# Direction:
Across the entries below, count the lines in which the word "JSON" occurs. Reply with the count alone.

──────── Dataset content ────────

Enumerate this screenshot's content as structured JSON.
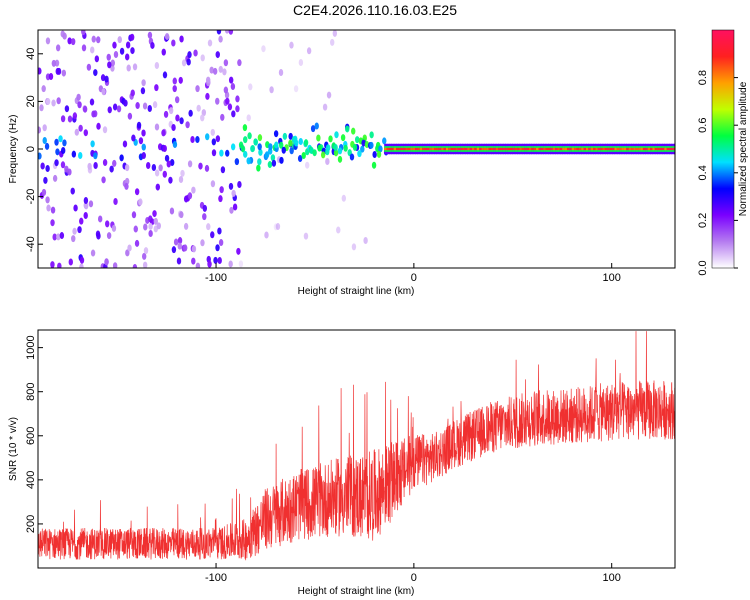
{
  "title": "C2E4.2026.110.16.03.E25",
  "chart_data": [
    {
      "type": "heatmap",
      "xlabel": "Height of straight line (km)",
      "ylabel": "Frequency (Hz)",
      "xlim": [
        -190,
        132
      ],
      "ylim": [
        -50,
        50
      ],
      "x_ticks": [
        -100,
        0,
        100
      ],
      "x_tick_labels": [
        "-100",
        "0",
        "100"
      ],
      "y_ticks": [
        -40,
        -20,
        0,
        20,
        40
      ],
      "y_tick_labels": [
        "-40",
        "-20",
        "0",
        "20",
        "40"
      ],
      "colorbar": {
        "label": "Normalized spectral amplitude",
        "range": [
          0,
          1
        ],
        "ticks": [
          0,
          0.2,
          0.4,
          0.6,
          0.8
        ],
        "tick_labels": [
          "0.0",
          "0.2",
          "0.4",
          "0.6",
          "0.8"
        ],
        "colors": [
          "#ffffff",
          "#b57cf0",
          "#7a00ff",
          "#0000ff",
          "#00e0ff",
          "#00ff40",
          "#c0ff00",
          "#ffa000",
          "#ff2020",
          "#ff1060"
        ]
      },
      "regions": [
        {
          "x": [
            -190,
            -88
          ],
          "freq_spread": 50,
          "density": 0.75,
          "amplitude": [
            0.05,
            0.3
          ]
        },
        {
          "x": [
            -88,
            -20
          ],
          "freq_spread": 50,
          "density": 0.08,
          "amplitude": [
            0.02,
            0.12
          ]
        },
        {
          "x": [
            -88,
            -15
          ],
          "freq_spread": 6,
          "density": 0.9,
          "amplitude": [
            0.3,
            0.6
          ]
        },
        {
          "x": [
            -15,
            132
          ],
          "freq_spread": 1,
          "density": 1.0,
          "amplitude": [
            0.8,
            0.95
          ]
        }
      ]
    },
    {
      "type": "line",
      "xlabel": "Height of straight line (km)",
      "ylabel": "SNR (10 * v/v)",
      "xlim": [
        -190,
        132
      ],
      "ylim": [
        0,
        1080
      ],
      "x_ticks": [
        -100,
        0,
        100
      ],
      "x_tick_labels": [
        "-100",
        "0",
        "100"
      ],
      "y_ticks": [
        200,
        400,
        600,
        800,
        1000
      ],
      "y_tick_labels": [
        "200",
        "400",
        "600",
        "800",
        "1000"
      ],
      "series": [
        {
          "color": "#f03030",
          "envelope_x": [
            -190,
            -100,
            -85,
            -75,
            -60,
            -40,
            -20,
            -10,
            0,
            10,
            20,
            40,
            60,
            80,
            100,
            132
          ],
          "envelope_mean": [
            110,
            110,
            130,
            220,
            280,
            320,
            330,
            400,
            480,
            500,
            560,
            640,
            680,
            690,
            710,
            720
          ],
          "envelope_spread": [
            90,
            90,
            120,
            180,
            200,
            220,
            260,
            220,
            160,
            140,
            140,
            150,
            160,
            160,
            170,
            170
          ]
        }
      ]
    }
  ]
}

────────
──────── Dataset content ────────

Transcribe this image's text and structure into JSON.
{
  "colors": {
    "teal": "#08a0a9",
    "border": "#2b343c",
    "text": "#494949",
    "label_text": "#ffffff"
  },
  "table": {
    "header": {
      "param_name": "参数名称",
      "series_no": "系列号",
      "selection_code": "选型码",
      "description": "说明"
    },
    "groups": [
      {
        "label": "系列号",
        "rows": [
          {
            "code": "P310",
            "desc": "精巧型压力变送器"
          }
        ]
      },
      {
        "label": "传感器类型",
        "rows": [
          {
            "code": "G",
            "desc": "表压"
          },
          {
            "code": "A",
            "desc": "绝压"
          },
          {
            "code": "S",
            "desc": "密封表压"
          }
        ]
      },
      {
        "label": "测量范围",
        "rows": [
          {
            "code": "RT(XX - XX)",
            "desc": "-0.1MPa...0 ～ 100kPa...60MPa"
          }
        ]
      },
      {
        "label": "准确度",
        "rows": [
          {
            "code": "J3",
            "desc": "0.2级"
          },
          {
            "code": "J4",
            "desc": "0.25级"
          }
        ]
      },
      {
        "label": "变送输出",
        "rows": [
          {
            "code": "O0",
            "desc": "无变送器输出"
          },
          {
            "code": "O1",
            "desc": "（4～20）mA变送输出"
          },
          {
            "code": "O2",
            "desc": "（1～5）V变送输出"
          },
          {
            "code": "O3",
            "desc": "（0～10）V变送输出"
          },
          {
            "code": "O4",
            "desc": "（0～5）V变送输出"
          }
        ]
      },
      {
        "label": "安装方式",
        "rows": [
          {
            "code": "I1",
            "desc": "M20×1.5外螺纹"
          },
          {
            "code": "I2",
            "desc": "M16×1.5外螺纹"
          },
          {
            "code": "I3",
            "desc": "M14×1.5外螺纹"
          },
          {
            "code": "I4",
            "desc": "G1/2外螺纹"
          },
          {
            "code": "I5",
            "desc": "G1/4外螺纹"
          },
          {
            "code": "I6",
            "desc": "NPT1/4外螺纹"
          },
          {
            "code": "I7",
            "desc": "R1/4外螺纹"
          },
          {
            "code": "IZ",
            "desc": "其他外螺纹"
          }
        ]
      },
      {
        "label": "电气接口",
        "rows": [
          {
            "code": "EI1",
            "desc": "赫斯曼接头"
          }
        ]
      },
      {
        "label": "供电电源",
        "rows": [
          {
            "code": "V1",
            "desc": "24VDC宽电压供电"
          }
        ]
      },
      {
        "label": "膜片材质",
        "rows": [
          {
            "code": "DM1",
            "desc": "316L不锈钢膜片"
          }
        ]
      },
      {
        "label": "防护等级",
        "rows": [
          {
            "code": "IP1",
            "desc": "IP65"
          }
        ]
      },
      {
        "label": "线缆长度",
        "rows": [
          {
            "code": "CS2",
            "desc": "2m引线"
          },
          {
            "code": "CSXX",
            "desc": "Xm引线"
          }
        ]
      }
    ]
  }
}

────────

# Task solution:
2